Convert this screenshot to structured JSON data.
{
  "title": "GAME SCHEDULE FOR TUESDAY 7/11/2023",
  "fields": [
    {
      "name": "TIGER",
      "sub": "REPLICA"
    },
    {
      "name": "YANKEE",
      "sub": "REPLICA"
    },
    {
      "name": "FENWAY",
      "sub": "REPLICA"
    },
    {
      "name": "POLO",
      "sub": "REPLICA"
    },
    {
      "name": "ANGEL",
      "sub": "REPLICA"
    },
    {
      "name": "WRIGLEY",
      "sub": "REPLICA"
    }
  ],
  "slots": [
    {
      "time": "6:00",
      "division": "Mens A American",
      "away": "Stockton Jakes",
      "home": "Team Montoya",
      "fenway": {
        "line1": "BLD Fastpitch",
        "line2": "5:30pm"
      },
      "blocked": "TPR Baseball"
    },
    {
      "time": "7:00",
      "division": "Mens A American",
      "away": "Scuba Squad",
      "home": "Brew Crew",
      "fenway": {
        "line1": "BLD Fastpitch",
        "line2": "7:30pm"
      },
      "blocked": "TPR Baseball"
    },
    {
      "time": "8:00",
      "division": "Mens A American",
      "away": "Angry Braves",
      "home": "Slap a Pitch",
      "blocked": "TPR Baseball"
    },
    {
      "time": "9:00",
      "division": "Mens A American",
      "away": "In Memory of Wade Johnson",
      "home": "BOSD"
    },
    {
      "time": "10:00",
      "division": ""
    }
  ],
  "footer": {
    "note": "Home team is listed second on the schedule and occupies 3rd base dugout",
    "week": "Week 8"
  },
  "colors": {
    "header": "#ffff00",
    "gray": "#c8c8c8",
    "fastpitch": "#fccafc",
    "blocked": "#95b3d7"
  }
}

### STATED TASK:
Every line above needs to be retyped exactly.

### FINAL RESULT:
Convert this screenshot to structured JSON data.
{
  "title": "GAME SCHEDULE FOR TUESDAY 7/11/2023",
  "fields": [
    {
      "name": "TIGER",
      "sub": "REPLICA"
    },
    {
      "name": "YANKEE",
      "sub": "REPLICA"
    },
    {
      "name": "FENWAY",
      "sub": "REPLICA"
    },
    {
      "name": "POLO",
      "sub": "REPLICA"
    },
    {
      "name": "ANGEL",
      "sub": "REPLICA"
    },
    {
      "name": "WRIGLEY",
      "sub": "REPLICA"
    }
  ],
  "slots": [
    {
      "time": "6:00",
      "division": "Mens A American",
      "away": "Stockton Jakes",
      "home": "Team Montoya",
      "fenway": {
        "line1": "BLD Fastpitch",
        "line2": "5:30pm"
      },
      "blocked": "TPR Baseball"
    },
    {
      "time": "7:00",
      "division": "Mens A American",
      "away": "Scuba Squad",
      "home": "Brew Crew",
      "fenway": {
        "line1": "BLD Fastpitch",
        "line2": "7:30pm"
      },
      "blocked": "TPR Baseball"
    },
    {
      "time": "8:00",
      "division": "Mens A American",
      "away": "Angry Braves",
      "home": "Slap a Pitch",
      "blocked": "TPR Baseball"
    },
    {
      "time": "9:00",
      "division": "Mens A American",
      "away": "In Memory of Wade Johnson",
      "home": "BOSD"
    },
    {
      "time": "10:00",
      "division": ""
    }
  ],
  "footer": {
    "note": "Home team is listed second on the schedule and occupies 3rd base dugout",
    "week": "Week 8"
  },
  "colors": {
    "header": "#ffff00",
    "gray": "#c8c8c8",
    "fastpitch": "#fccafc",
    "blocked": "#95b3d7"
  }
}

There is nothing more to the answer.